Objective: An exact reproduction of the records is required, with all images left out.

Records for this task:
● ● ● ●

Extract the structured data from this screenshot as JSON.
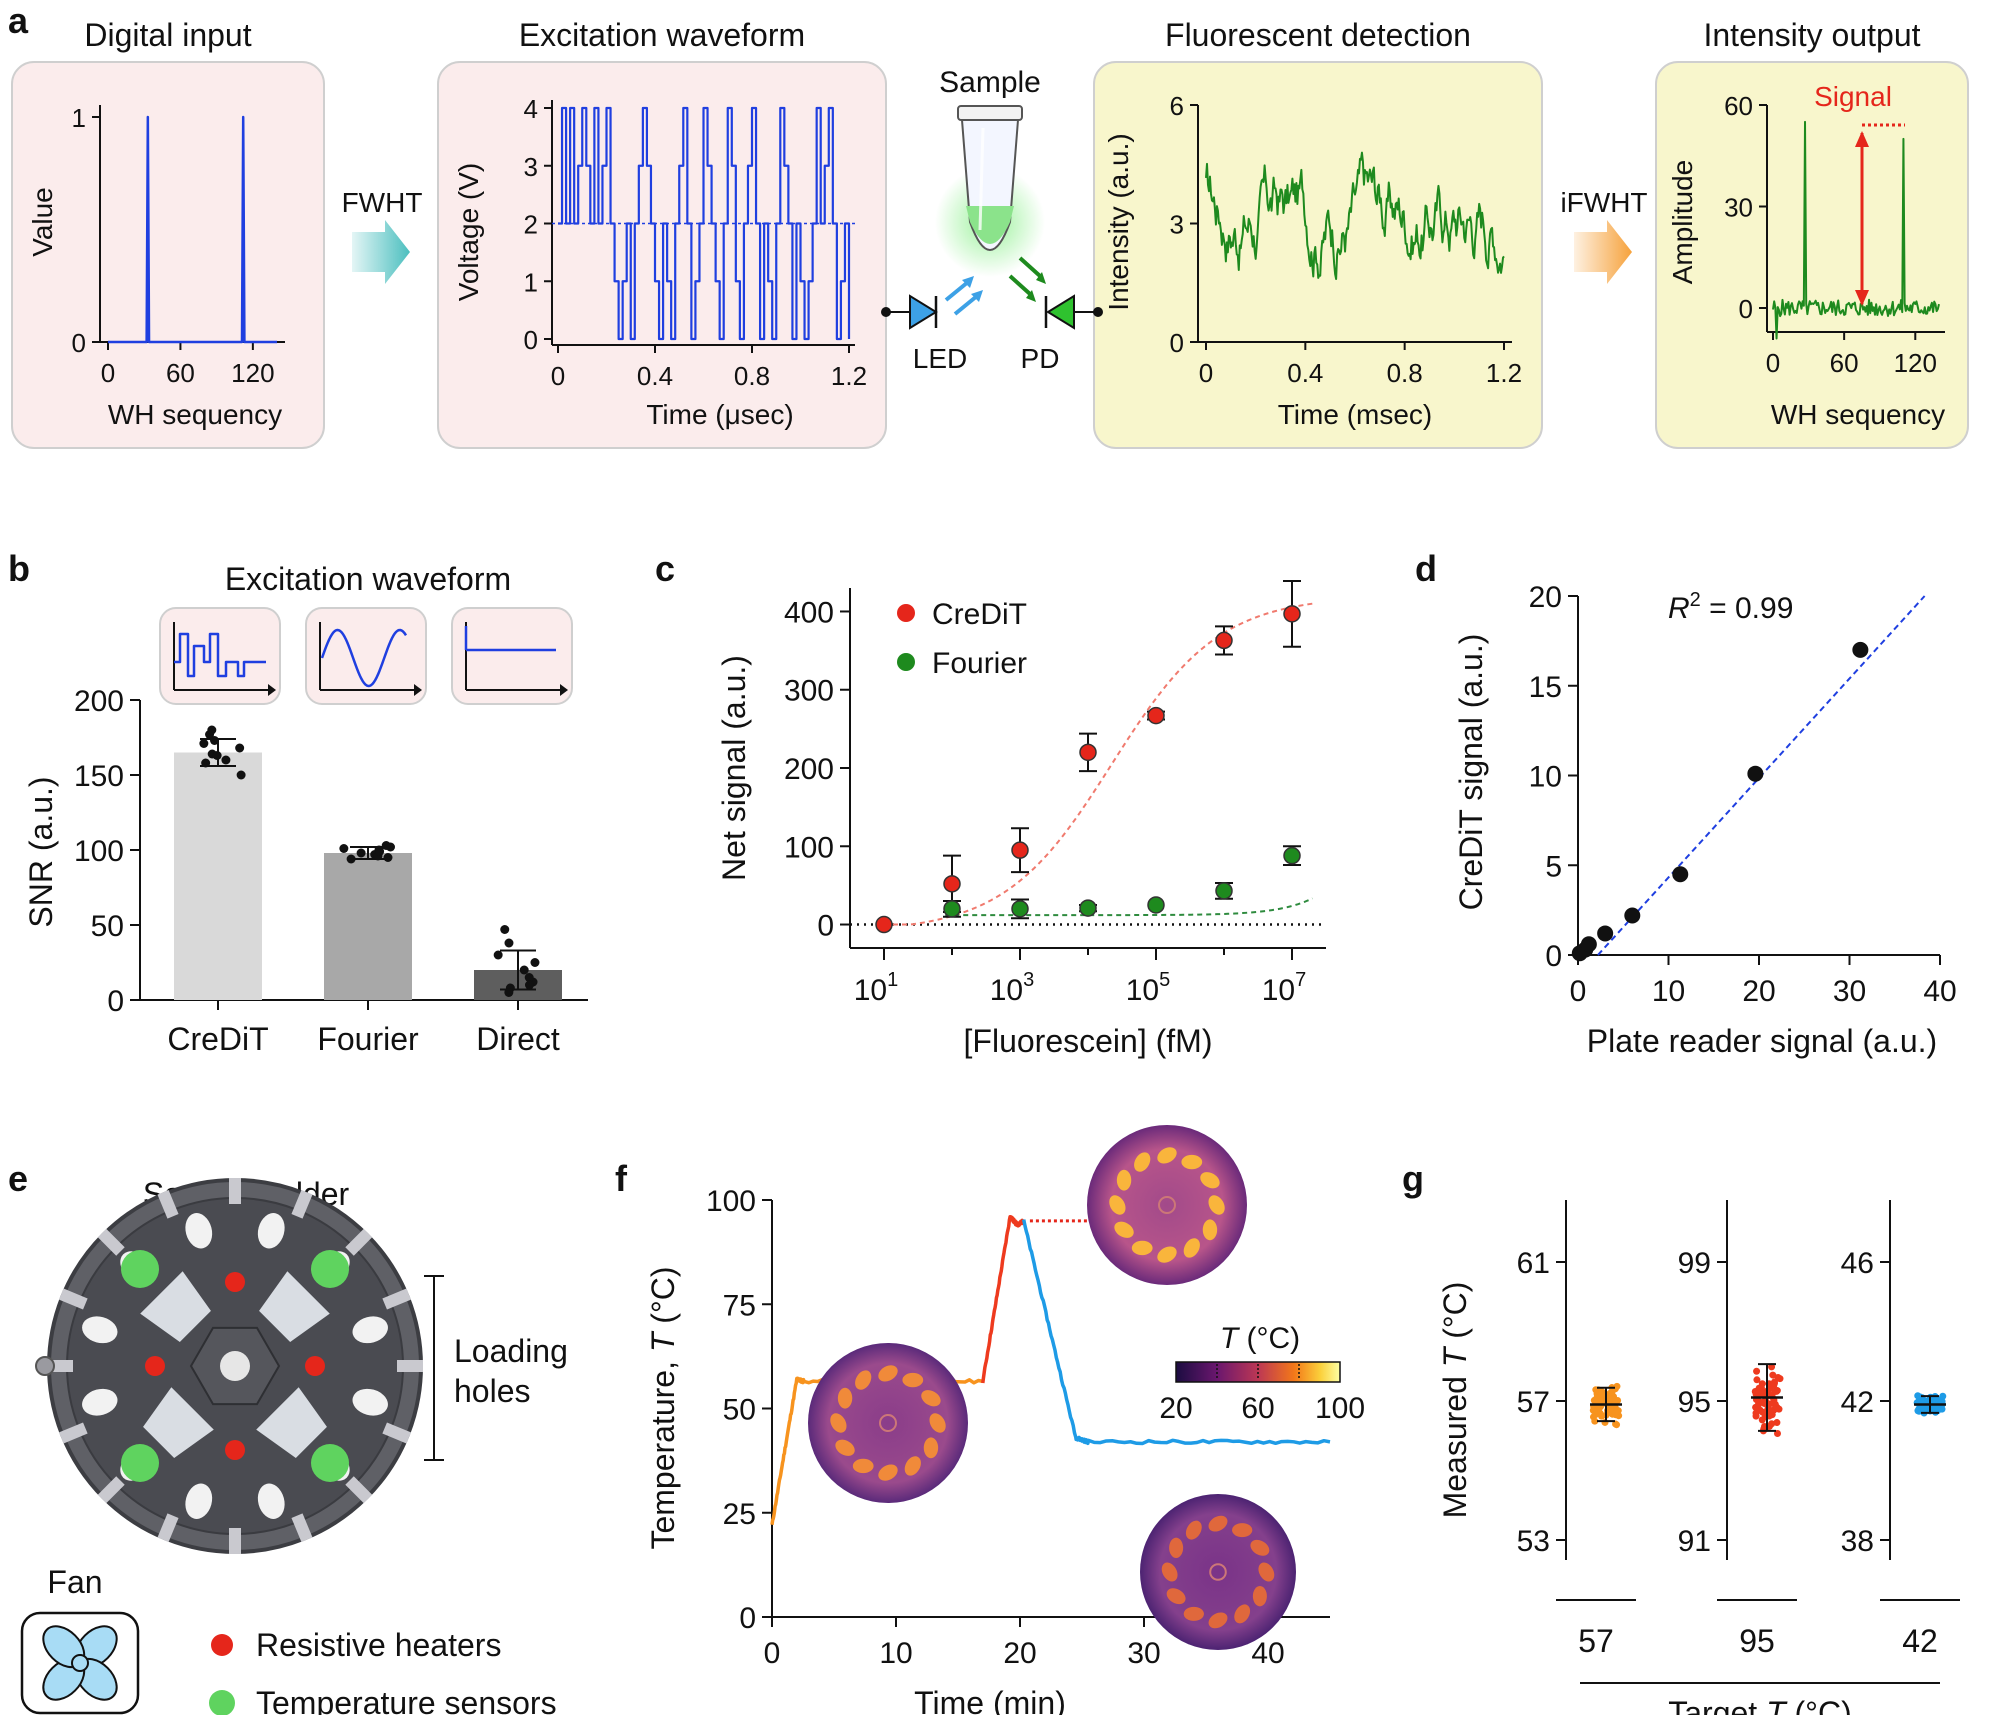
{
  "panel_labels": [
    "a",
    "b",
    "c",
    "d",
    "e",
    "f",
    "g"
  ],
  "colors": {
    "pink_box": "#fbecec",
    "yellow_box": "#f8f6cc",
    "box_border": "#cfcfcf",
    "blue_line": "#1f3fe0",
    "green_line": "#1e8a1e",
    "red": "#e5261b",
    "teal_arrow": "#4bbfbf",
    "orange_arrow": "#f6a23c",
    "led_blue": "#3da1e6",
    "pd_green": "#2fc22f",
    "orange_trace": "#f7931e",
    "red_trace": "#ee3a1e",
    "blue_trace": "#1e9be6"
  },
  "panel_a": {
    "boxes": [
      {
        "title": "Digital input",
        "ylabel": "Value",
        "xlabel": "WH sequency",
        "yticks": [
          "0",
          "1"
        ],
        "xticks": [
          "0",
          "60",
          "120"
        ]
      },
      {
        "title": "Excitation waveform",
        "ylabel": "Voltage (V)",
        "xlabel": "Time (μsec)",
        "yticks": [
          "0",
          "1",
          "2",
          "3",
          "4"
        ],
        "xticks": [
          "0",
          "0.4",
          "0.8",
          "1.2"
        ]
      },
      {
        "title": "Fluorescent detection",
        "ylabel": "Intensity (a.u.)",
        "xlabel": "Time (msec)",
        "yticks": [
          "0",
          "3",
          "6"
        ],
        "xticks": [
          "0",
          "0.4",
          "0.8",
          "1.2"
        ]
      },
      {
        "title": "Intensity output",
        "ylabel": "Amplitude",
        "xlabel": "WH sequency",
        "yticks": [
          "0",
          "30",
          "60"
        ],
        "xticks": [
          "0",
          "60",
          "120"
        ],
        "signal_label": "Signal"
      }
    ],
    "fwht_label": "FWHT",
    "ifwht_label": "iFWHT",
    "sample_label": "Sample",
    "led_label": "LED",
    "pd_label": "PD"
  },
  "panel_b": {
    "title": "Excitation waveform",
    "ylabel": "SNR (a.u.)",
    "chart_data": {
      "type": "bar",
      "categories": [
        "CreDiT",
        "Fourier",
        "Direct"
      ],
      "values": [
        165,
        98,
        20
      ],
      "errors": [
        9,
        4,
        13
      ],
      "ylim": [
        0,
        200
      ],
      "yticks": [
        "0",
        "50",
        "100",
        "150",
        "200"
      ],
      "points": [
        [
          177,
          171,
          168,
          164,
          160,
          158,
          150,
          173,
          180,
          163
        ],
        [
          102,
          100,
          98,
          97,
          96,
          101,
          95,
          99,
          103,
          94
        ],
        [
          47,
          38,
          25,
          20,
          12,
          8,
          5,
          15,
          30,
          10
        ]
      ],
      "bar_colors": [
        "#d9d9d9",
        "#a8a8a8",
        "#5e5e5e"
      ]
    }
  },
  "panel_c": {
    "xlabel": "[Fluorescein] (fM)",
    "ylabel": "Net signal (a.u.)",
    "xticks": [
      {
        "base": "10",
        "exp": "1"
      },
      {
        "base": "10",
        "exp": "3"
      },
      {
        "base": "10",
        "exp": "5"
      },
      {
        "base": "10",
        "exp": "7"
      }
    ],
    "yticks": [
      "0",
      "100",
      "200",
      "300",
      "400"
    ],
    "chart_data": {
      "type": "scatter",
      "ylim": [
        -30,
        430
      ],
      "xlog_range": [
        0.5,
        7.5
      ],
      "series": [
        {
          "name": "CreDiT",
          "color": "#e5261b",
          "x_log": [
            1,
            2,
            3,
            4,
            5,
            6,
            7
          ],
          "y": [
            0,
            52,
            95,
            220,
            267,
            363,
            397
          ],
          "err": [
            0,
            36,
            28,
            24,
            5,
            18,
            42
          ]
        },
        {
          "name": "Fourier",
          "color": "#1e8a1e",
          "x_log": [
            2,
            3,
            4,
            5,
            6,
            7
          ],
          "y": [
            20,
            20,
            21,
            25,
            43,
            88
          ],
          "err": [
            10,
            12,
            4,
            3,
            10,
            12
          ]
        }
      ]
    }
  },
  "panel_d": {
    "xlabel": "Plate reader signal (a.u.)",
    "ylabel": "CreDiT signal (a.u.)",
    "r2_label": "R",
    "r2_sup": "2",
    "r2_value": " = 0.99",
    "xticks": [
      "0",
      "10",
      "20",
      "30",
      "40"
    ],
    "yticks": [
      "0",
      "5",
      "10",
      "15",
      "20"
    ],
    "chart_data": {
      "type": "scatter",
      "xlim": [
        0,
        40
      ],
      "ylim": [
        0,
        20
      ],
      "x": [
        0.2,
        0.8,
        1.2,
        3,
        6,
        11.3,
        19.6,
        31.2
      ],
      "y": [
        0.1,
        0.3,
        0.6,
        1.2,
        2.2,
        4.5,
        10.1,
        17.0
      ],
      "fit": {
        "x0": 2.2,
        "y0": 0,
        "x1": 38.3,
        "y1": 20
      }
    }
  },
  "panel_e": {
    "title": "Sample holder",
    "loading_holes": [
      "Loading",
      "holes"
    ],
    "fan_label": "Fan",
    "legend": [
      {
        "label": "Resistive heaters",
        "color": "#e5261b"
      },
      {
        "label": "Temperature sensors",
        "color": "#5fd35f"
      }
    ]
  },
  "panel_f": {
    "ylabel_prefix": "Temperature, ",
    "ylabel_var": "T",
    "ylabel_unit": " (°C)",
    "xlabel": "Time (min)",
    "xticks": [
      "0",
      "10",
      "20",
      "30",
      "40"
    ],
    "yticks": [
      "0",
      "25",
      "50",
      "75",
      "100"
    ],
    "colorbar_title_var": "T",
    "colorbar_title_unit": " (°C)",
    "colorbar_ticks": [
      "20",
      "60",
      "100"
    ],
    "chart_data": {
      "type": "line",
      "xlim": [
        0,
        45
      ],
      "ylim": [
        0,
        100
      ],
      "series": [
        {
          "name": "heat-to-57",
          "color": "#f7931e",
          "x": [
            0,
            2,
            2.6,
            17
          ],
          "y": [
            22,
            57,
            56.5,
            56.5
          ]
        },
        {
          "name": "heat-to-95",
          "color": "#ee3a1e",
          "x": [
            17,
            19.2,
            19.8,
            20.3
          ],
          "y": [
            56.5,
            96,
            94,
            95
          ]
        },
        {
          "name": "cool-to-42",
          "color": "#1e9be6",
          "x": [
            20.3,
            24.5,
            25.5,
            45
          ],
          "y": [
            95,
            43,
            42,
            42
          ]
        }
      ]
    }
  },
  "panel_g": {
    "ylabel_prefix": "Measured ",
    "ylabel_var": "T",
    "ylabel_unit": " (°C)",
    "xlabel_prefix": "Target ",
    "xlabel_var": "T",
    "xlabel_unit": " (°C)",
    "chart_data": {
      "type": "scatter",
      "groups": [
        {
          "target": "57",
          "yticks": [
            "53",
            "57",
            "61"
          ],
          "ylim": [
            53,
            61
          ],
          "mean": 56.9,
          "sd": 0.3,
          "color": "#f7931e"
        },
        {
          "target": "95",
          "yticks": [
            "91",
            "95",
            "99"
          ],
          "ylim": [
            91,
            99
          ],
          "mean": 95.1,
          "sd": 0.6,
          "color": "#ee3a1e"
        },
        {
          "target": "42",
          "yticks": [
            "38",
            "42",
            "46"
          ],
          "ylim": [
            38,
            46
          ],
          "mean": 41.9,
          "sd": 0.15,
          "color": "#1e9be6"
        }
      ]
    }
  }
}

● ● ● ●

Response to the exercise:
Extract the structured data from this screenshot as JSON.
{
  "panel_labels": [
    "a",
    "b",
    "c",
    "d",
    "e",
    "f",
    "g"
  ],
  "colors": {
    "pink_box": "#fbecec",
    "yellow_box": "#f8f6cc",
    "box_border": "#cfcfcf",
    "blue_line": "#1f3fe0",
    "green_line": "#1e8a1e",
    "red": "#e5261b",
    "teal_arrow": "#4bbfbf",
    "orange_arrow": "#f6a23c",
    "led_blue": "#3da1e6",
    "pd_green": "#2fc22f",
    "orange_trace": "#f7931e",
    "red_trace": "#ee3a1e",
    "blue_trace": "#1e9be6"
  },
  "panel_a": {
    "boxes": [
      {
        "title": "Digital input",
        "ylabel": "Value",
        "xlabel": "WH sequency",
        "yticks": [
          "0",
          "1"
        ],
        "xticks": [
          "0",
          "60",
          "120"
        ]
      },
      {
        "title": "Excitation waveform",
        "ylabel": "Voltage (V)",
        "xlabel": "Time (μsec)",
        "yticks": [
          "0",
          "1",
          "2",
          "3",
          "4"
        ],
        "xticks": [
          "0",
          "0.4",
          "0.8",
          "1.2"
        ]
      },
      {
        "title": "Fluorescent detection",
        "ylabel": "Intensity (a.u.)",
        "xlabel": "Time (msec)",
        "yticks": [
          "0",
          "3",
          "6"
        ],
        "xticks": [
          "0",
          "0.4",
          "0.8",
          "1.2"
        ]
      },
      {
        "title": "Intensity output",
        "ylabel": "Amplitude",
        "xlabel": "WH sequency",
        "yticks": [
          "0",
          "30",
          "60"
        ],
        "xticks": [
          "0",
          "60",
          "120"
        ],
        "signal_label": "Signal"
      }
    ],
    "fwht_label": "FWHT",
    "ifwht_label": "iFWHT",
    "sample_label": "Sample",
    "led_label": "LED",
    "pd_label": "PD"
  },
  "panel_b": {
    "title": "Excitation waveform",
    "ylabel": "SNR (a.u.)",
    "chart_data": {
      "type": "bar",
      "categories": [
        "CreDiT",
        "Fourier",
        "Direct"
      ],
      "values": [
        165,
        98,
        20
      ],
      "errors": [
        9,
        4,
        13
      ],
      "ylim": [
        0,
        200
      ],
      "yticks": [
        "0",
        "50",
        "100",
        "150",
        "200"
      ],
      "points": [
        [
          177,
          171,
          168,
          164,
          160,
          158,
          150,
          173,
          180,
          163
        ],
        [
          102,
          100,
          98,
          97,
          96,
          101,
          95,
          99,
          103,
          94
        ],
        [
          47,
          38,
          25,
          20,
          12,
          8,
          5,
          15,
          30,
          10
        ]
      ],
      "bar_colors": [
        "#d9d9d9",
        "#a8a8a8",
        "#5e5e5e"
      ]
    }
  },
  "panel_c": {
    "xlabel": "[Fluorescein] (fM)",
    "ylabel": "Net signal (a.u.)",
    "xticks": [
      {
        "base": "10",
        "exp": "1"
      },
      {
        "base": "10",
        "exp": "3"
      },
      {
        "base": "10",
        "exp": "5"
      },
      {
        "base": "10",
        "exp": "7"
      }
    ],
    "yticks": [
      "0",
      "100",
      "200",
      "300",
      "400"
    ],
    "chart_data": {
      "type": "scatter",
      "ylim": [
        -30,
        430
      ],
      "xlog_range": [
        0.5,
        7.5
      ],
      "series": [
        {
          "name": "CreDiT",
          "color": "#e5261b",
          "x_log": [
            1,
            2,
            3,
            4,
            5,
            6,
            7
          ],
          "y": [
            0,
            52,
            95,
            220,
            267,
            363,
            397
          ],
          "err": [
            0,
            36,
            28,
            24,
            5,
            18,
            42
          ]
        },
        {
          "name": "Fourier",
          "color": "#1e8a1e",
          "x_log": [
            2,
            3,
            4,
            5,
            6,
            7
          ],
          "y": [
            20,
            20,
            21,
            25,
            43,
            88
          ],
          "err": [
            10,
            12,
            4,
            3,
            10,
            12
          ]
        }
      ]
    }
  },
  "panel_d": {
    "xlabel": "Plate reader signal (a.u.)",
    "ylabel": "CreDiT signal (a.u.)",
    "r2_label": "R",
    "r2_sup": "2",
    "r2_value": " = 0.99",
    "xticks": [
      "0",
      "10",
      "20",
      "30",
      "40"
    ],
    "yticks": [
      "0",
      "5",
      "10",
      "15",
      "20"
    ],
    "chart_data": {
      "type": "scatter",
      "xlim": [
        0,
        40
      ],
      "ylim": [
        0,
        20
      ],
      "x": [
        0.2,
        0.8,
        1.2,
        3,
        6,
        11.3,
        19.6,
        31.2
      ],
      "y": [
        0.1,
        0.3,
        0.6,
        1.2,
        2.2,
        4.5,
        10.1,
        17.0
      ],
      "fit": {
        "x0": 2.2,
        "y0": 0,
        "x1": 38.3,
        "y1": 20
      }
    }
  },
  "panel_e": {
    "title": "Sample holder",
    "loading_holes": [
      "Loading",
      "holes"
    ],
    "fan_label": "Fan",
    "legend": [
      {
        "label": "Resistive heaters",
        "color": "#e5261b"
      },
      {
        "label": "Temperature sensors",
        "color": "#5fd35f"
      }
    ]
  },
  "panel_f": {
    "ylabel_prefix": "Temperature, ",
    "ylabel_var": "T",
    "ylabel_unit": " (°C)",
    "xlabel": "Time (min)",
    "xticks": [
      "0",
      "10",
      "20",
      "30",
      "40"
    ],
    "yticks": [
      "0",
      "25",
      "50",
      "75",
      "100"
    ],
    "colorbar_title_var": "T",
    "colorbar_title_unit": " (°C)",
    "colorbar_ticks": [
      "20",
      "60",
      "100"
    ],
    "chart_data": {
      "type": "line",
      "xlim": [
        0,
        45
      ],
      "ylim": [
        0,
        100
      ],
      "series": [
        {
          "name": "heat-to-57",
          "color": "#f7931e",
          "x": [
            0,
            2,
            2.6,
            17
          ],
          "y": [
            22,
            57,
            56.5,
            56.5
          ]
        },
        {
          "name": "heat-to-95",
          "color": "#ee3a1e",
          "x": [
            17,
            19.2,
            19.8,
            20.3
          ],
          "y": [
            56.5,
            96,
            94,
            95
          ]
        },
        {
          "name": "cool-to-42",
          "color": "#1e9be6",
          "x": [
            20.3,
            24.5,
            25.5,
            45
          ],
          "y": [
            95,
            43,
            42,
            42
          ]
        }
      ]
    }
  },
  "panel_g": {
    "ylabel_prefix": "Measured ",
    "ylabel_var": "T",
    "ylabel_unit": " (°C)",
    "xlabel_prefix": "Target ",
    "xlabel_var": "T",
    "xlabel_unit": " (°C)",
    "chart_data": {
      "type": "scatter",
      "groups": [
        {
          "target": "57",
          "yticks": [
            "53",
            "57",
            "61"
          ],
          "ylim": [
            53,
            61
          ],
          "mean": 56.9,
          "sd": 0.3,
          "color": "#f7931e"
        },
        {
          "target": "95",
          "yticks": [
            "91",
            "95",
            "99"
          ],
          "ylim": [
            91,
            99
          ],
          "mean": 95.1,
          "sd": 0.6,
          "color": "#ee3a1e"
        },
        {
          "target": "42",
          "yticks": [
            "38",
            "42",
            "46"
          ],
          "ylim": [
            38,
            46
          ],
          "mean": 41.9,
          "sd": 0.15,
          "color": "#1e9be6"
        }
      ]
    }
  }
}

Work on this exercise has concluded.